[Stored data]
===============
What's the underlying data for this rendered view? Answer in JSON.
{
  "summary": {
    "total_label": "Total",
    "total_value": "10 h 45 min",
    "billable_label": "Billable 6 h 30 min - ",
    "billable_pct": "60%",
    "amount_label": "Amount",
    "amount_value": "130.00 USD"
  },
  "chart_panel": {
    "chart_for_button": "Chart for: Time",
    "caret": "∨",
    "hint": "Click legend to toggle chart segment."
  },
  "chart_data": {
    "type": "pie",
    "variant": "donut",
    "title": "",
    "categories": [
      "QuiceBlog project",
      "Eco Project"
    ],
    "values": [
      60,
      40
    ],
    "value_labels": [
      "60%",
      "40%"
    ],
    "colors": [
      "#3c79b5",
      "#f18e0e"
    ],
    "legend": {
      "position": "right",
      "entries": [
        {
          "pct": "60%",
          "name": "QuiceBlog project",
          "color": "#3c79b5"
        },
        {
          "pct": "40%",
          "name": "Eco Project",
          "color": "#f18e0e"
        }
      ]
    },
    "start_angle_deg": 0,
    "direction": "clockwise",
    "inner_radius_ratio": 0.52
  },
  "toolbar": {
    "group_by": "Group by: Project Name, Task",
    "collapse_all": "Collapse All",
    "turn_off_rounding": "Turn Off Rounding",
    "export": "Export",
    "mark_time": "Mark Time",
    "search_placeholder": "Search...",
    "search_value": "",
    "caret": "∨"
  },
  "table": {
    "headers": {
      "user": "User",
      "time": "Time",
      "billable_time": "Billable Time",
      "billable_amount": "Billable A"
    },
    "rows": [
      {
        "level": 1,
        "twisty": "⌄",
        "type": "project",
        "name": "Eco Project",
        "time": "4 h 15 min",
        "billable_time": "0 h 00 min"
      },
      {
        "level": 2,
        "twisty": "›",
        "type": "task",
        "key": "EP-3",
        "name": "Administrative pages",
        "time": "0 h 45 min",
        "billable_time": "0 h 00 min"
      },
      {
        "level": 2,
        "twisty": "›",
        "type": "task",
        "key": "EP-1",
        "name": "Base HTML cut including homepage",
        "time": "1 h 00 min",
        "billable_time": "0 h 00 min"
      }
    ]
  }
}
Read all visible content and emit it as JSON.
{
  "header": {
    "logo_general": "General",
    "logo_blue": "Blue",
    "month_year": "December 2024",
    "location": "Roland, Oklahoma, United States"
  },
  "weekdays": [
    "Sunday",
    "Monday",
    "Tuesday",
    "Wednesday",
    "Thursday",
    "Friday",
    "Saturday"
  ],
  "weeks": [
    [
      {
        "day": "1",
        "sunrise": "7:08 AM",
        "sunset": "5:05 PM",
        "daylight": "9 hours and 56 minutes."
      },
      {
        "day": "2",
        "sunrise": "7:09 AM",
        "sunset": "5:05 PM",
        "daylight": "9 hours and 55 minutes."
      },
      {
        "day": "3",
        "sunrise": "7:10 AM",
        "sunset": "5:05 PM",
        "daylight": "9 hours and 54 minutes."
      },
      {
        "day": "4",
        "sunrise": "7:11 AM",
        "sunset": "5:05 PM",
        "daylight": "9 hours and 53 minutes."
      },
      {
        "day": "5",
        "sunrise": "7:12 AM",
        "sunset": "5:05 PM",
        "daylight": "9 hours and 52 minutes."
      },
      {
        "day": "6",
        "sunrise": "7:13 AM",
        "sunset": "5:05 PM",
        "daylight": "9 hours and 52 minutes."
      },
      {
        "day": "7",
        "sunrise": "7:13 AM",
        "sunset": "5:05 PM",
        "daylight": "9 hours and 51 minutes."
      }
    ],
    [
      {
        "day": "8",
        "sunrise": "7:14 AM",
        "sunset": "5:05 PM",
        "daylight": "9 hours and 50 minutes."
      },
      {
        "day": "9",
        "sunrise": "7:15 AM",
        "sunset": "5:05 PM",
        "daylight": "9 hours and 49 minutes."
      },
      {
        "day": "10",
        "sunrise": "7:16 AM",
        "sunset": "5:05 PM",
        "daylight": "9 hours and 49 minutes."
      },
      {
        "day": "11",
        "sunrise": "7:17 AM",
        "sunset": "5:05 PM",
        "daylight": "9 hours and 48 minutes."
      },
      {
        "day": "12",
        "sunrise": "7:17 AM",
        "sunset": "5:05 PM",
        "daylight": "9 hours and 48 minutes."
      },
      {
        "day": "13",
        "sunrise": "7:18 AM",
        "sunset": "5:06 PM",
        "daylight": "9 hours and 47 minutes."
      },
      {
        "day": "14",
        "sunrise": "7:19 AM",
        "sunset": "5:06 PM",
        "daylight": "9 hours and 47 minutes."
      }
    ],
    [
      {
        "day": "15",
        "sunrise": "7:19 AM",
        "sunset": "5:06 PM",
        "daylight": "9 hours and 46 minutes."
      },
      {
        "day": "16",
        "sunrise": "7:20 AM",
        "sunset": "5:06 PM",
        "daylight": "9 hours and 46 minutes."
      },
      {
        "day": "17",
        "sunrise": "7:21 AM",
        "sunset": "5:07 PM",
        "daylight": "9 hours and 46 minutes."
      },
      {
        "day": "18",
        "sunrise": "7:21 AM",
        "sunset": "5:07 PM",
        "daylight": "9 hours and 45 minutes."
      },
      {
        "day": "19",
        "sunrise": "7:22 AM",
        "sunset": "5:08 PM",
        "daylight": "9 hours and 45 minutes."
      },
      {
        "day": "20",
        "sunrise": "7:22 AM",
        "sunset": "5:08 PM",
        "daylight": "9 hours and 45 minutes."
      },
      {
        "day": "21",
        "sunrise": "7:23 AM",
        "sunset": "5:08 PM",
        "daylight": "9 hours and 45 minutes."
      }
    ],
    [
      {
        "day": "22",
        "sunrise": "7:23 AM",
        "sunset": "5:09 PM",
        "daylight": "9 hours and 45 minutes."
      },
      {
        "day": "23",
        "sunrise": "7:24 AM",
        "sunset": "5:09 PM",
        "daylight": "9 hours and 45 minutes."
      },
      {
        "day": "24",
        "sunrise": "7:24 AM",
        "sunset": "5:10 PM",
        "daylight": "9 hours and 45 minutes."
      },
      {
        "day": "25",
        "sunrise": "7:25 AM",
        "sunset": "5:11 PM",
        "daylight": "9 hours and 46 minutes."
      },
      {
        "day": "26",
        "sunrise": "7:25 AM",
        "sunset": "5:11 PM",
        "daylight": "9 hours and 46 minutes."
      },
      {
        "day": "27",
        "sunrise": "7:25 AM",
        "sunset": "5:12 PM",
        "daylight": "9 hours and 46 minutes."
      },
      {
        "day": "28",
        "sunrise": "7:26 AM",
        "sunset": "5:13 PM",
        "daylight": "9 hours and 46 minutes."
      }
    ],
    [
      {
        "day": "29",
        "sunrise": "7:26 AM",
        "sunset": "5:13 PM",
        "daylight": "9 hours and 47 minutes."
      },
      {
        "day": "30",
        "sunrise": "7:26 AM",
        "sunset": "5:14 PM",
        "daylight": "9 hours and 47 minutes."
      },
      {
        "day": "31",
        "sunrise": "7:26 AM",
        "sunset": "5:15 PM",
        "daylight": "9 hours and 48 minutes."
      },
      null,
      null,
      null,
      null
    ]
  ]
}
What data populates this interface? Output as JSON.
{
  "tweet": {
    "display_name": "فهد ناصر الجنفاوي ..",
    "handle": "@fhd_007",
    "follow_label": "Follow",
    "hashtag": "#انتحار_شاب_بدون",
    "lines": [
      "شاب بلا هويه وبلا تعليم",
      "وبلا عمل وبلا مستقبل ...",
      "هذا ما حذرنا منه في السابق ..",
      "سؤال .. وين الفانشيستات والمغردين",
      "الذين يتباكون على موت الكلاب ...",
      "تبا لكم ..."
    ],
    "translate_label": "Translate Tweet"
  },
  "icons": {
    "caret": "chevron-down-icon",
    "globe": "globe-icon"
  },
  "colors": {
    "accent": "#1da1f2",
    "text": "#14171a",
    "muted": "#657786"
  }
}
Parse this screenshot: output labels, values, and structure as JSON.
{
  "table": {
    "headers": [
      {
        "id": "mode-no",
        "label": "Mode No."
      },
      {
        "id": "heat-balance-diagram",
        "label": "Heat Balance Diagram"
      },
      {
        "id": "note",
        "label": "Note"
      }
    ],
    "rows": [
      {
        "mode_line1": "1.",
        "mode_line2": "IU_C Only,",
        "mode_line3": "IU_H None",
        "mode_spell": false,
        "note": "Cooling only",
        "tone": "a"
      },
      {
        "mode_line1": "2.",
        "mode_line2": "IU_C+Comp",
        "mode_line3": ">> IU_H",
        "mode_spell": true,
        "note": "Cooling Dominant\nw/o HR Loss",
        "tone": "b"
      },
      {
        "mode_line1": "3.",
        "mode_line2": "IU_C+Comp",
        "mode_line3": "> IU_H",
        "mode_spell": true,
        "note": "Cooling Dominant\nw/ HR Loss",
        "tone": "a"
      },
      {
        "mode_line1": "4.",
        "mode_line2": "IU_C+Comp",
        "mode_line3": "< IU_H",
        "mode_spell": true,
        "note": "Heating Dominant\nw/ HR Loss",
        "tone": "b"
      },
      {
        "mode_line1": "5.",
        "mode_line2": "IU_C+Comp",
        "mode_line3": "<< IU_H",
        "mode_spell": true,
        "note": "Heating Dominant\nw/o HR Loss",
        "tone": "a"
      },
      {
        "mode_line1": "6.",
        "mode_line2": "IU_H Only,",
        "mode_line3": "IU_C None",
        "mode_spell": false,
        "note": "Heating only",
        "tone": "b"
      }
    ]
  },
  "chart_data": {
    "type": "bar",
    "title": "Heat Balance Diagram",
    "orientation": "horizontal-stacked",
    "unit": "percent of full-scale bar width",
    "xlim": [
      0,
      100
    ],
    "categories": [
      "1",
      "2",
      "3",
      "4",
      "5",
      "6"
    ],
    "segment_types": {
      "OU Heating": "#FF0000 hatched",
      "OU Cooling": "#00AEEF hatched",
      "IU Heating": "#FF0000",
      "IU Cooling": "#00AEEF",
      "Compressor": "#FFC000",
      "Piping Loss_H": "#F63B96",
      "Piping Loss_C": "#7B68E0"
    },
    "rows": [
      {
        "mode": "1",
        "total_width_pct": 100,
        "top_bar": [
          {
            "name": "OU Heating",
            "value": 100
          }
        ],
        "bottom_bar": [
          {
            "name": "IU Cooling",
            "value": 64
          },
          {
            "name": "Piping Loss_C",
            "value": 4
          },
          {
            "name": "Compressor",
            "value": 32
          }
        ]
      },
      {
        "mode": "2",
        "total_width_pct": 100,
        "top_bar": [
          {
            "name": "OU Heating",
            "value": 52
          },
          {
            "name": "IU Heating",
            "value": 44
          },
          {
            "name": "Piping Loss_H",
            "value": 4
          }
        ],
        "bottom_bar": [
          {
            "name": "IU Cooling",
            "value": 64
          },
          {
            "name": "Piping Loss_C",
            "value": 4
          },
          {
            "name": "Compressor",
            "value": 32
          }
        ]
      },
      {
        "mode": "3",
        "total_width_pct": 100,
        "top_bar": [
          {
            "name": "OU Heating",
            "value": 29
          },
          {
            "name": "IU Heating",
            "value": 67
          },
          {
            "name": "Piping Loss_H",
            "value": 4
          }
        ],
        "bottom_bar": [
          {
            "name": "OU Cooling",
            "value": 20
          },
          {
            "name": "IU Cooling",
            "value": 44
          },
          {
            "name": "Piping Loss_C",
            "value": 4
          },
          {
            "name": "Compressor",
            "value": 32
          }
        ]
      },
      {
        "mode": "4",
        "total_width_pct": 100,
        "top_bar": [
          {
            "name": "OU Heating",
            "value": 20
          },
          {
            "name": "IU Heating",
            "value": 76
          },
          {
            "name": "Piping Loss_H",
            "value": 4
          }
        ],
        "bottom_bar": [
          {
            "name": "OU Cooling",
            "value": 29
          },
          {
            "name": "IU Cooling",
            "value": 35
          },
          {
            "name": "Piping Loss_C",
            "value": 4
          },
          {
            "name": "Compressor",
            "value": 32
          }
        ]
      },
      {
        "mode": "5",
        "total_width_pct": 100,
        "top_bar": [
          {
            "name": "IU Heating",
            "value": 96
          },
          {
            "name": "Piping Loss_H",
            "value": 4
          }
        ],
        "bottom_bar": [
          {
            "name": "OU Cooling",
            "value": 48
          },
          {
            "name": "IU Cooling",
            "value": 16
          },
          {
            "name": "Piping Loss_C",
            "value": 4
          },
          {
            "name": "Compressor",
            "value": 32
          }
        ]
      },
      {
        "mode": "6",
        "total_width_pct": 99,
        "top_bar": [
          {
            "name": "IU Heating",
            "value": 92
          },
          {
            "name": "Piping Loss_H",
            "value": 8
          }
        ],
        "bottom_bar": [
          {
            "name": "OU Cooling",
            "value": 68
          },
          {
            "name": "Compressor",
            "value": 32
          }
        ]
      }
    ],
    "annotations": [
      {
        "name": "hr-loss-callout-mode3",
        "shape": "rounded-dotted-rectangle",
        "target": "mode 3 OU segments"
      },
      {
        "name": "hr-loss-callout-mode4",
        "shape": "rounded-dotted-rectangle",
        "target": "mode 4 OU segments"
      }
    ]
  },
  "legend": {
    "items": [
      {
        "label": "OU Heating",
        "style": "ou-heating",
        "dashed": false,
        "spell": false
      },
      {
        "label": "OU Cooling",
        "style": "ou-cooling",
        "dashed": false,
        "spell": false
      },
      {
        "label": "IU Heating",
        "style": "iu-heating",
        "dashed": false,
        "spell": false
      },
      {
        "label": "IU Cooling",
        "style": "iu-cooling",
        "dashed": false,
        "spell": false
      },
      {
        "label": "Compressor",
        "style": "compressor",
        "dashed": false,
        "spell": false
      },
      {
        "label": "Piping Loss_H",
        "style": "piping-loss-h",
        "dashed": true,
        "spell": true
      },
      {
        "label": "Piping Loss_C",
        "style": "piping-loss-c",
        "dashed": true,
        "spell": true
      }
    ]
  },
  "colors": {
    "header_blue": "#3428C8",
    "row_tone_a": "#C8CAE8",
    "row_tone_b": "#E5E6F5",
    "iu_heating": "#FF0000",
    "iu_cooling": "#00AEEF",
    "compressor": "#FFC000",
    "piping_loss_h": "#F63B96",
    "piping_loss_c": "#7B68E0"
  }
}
===============
- What you are asked to do
Take every line containing the word "style" and copy it.

- Full response
        "style": "ou-heating",
        "style": "ou-cooling",
        "style": "iu-heating",
        "style": "iu-cooling",
        "style": "compressor",
        "style": "piping-loss-h",
        "style": "piping-loss-c",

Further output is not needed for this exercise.